## begin RECORDS PROVIDED

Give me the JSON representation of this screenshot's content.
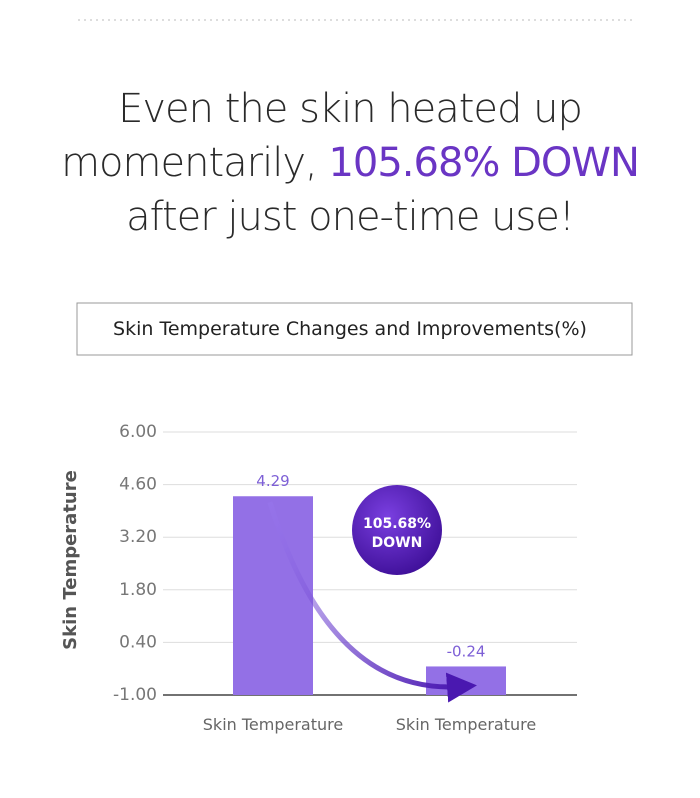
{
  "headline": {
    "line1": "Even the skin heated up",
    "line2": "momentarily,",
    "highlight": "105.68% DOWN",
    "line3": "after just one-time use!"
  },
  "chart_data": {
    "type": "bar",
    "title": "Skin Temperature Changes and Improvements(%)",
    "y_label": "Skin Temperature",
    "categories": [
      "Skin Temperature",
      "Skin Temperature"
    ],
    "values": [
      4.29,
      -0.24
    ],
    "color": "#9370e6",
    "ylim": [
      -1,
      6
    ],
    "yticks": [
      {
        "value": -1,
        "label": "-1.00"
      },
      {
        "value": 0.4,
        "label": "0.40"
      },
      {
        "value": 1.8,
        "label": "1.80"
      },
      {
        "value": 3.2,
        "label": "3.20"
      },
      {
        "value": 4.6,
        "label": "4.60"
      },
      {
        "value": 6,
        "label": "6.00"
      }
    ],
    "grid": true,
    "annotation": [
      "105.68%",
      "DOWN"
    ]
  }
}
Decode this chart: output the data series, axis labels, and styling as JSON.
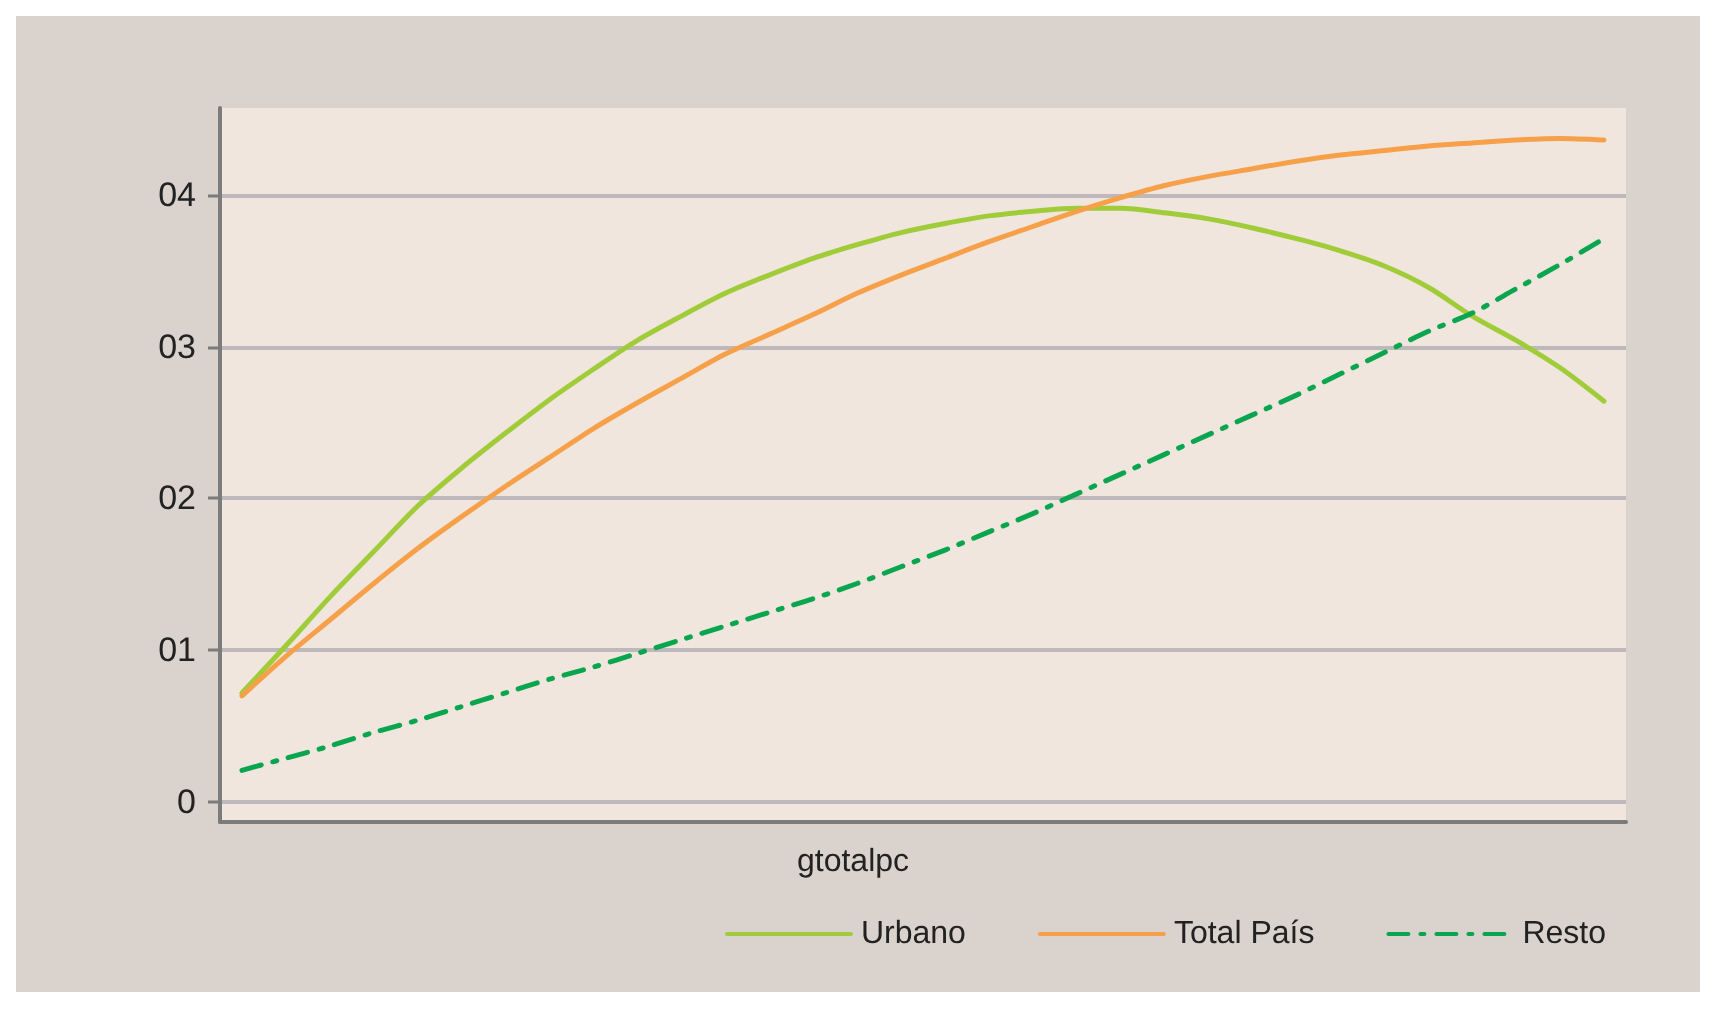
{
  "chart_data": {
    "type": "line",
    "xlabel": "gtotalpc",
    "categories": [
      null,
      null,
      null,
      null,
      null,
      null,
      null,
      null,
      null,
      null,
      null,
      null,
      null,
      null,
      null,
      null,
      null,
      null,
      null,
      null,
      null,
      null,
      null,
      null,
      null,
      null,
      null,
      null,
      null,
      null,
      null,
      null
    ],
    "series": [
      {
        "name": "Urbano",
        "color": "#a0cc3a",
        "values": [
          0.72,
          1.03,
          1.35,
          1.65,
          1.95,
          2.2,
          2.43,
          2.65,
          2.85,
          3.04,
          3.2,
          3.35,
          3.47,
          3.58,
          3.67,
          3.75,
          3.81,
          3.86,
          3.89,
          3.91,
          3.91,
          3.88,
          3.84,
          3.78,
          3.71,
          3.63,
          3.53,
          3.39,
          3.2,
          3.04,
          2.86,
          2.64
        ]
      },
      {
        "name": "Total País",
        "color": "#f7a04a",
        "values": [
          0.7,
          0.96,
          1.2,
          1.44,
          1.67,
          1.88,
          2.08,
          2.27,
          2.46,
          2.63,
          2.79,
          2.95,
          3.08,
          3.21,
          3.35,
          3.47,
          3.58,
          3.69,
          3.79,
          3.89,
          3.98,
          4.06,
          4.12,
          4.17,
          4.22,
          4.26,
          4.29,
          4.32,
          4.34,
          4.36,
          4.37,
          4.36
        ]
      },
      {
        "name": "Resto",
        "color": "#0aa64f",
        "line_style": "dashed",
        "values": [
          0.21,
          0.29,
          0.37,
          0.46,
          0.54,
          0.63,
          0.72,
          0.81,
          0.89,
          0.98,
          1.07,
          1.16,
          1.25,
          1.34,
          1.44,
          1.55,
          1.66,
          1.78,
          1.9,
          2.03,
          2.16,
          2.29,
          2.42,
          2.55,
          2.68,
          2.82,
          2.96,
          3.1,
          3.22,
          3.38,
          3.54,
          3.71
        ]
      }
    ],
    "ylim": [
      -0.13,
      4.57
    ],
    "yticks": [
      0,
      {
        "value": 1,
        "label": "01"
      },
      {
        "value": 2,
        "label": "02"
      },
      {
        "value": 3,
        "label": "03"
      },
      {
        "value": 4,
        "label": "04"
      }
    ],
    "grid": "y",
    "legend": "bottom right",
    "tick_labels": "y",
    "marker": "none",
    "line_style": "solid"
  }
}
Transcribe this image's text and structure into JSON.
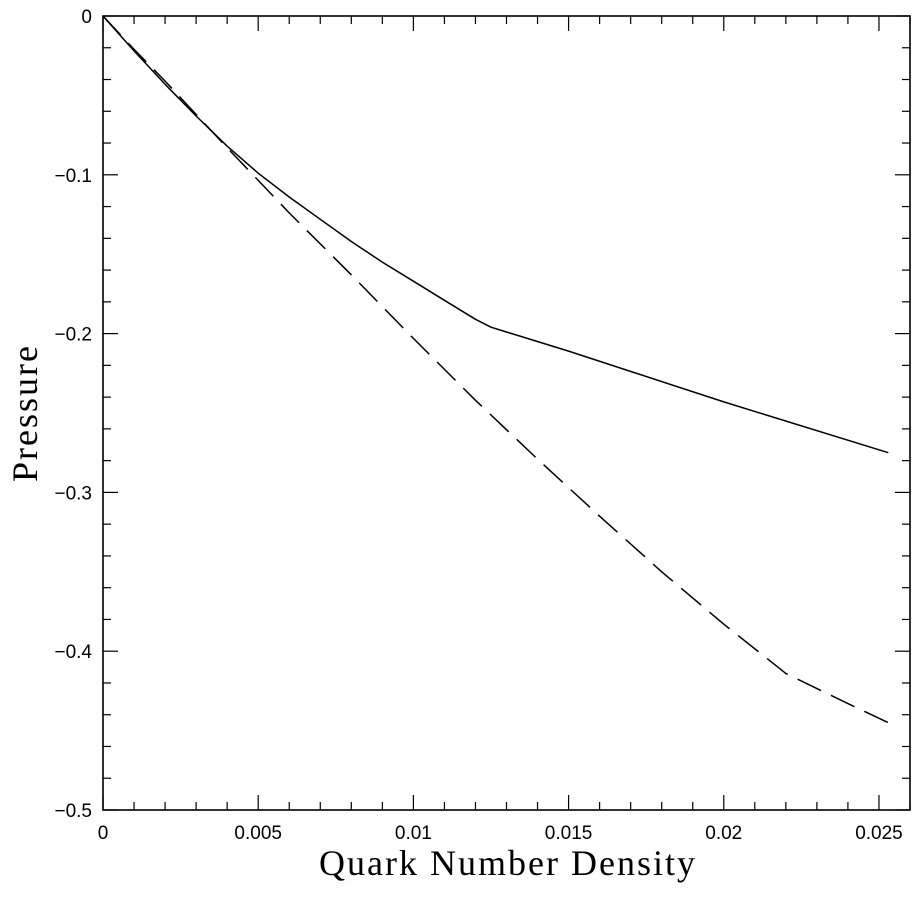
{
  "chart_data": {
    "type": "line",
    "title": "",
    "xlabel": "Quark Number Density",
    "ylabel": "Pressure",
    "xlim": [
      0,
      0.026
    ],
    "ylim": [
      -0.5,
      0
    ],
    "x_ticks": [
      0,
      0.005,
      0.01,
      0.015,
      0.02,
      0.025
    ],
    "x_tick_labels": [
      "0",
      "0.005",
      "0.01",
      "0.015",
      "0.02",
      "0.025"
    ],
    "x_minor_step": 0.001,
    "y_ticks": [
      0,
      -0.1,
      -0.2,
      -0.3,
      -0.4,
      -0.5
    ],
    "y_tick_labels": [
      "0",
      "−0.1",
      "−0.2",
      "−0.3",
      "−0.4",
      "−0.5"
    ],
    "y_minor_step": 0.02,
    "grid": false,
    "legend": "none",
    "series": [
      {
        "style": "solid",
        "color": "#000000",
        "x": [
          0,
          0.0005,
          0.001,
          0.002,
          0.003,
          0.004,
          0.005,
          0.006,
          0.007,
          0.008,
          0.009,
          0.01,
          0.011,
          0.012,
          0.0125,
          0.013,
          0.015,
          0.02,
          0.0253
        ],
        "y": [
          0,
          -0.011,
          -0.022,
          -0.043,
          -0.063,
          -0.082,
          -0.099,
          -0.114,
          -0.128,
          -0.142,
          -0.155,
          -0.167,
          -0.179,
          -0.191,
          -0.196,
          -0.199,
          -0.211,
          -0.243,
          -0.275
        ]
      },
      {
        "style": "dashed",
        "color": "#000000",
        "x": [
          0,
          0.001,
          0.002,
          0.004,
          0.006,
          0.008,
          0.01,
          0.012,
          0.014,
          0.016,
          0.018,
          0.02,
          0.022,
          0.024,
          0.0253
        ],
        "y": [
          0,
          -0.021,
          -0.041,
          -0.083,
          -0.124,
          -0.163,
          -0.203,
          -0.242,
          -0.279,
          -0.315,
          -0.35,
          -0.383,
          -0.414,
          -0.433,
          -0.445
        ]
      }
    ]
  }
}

## end RECORDS PROVIDED

_OBJECTIVE_:
Collect every line from the records above that contains the word "Temperature".

_ANSWER FOR THE TASK_:
    "title": "Skin Temperature Changes and Improvements(%)",
    "y_label": "Skin Temperature",
      "Skin Temperature",
      "Skin Temperature"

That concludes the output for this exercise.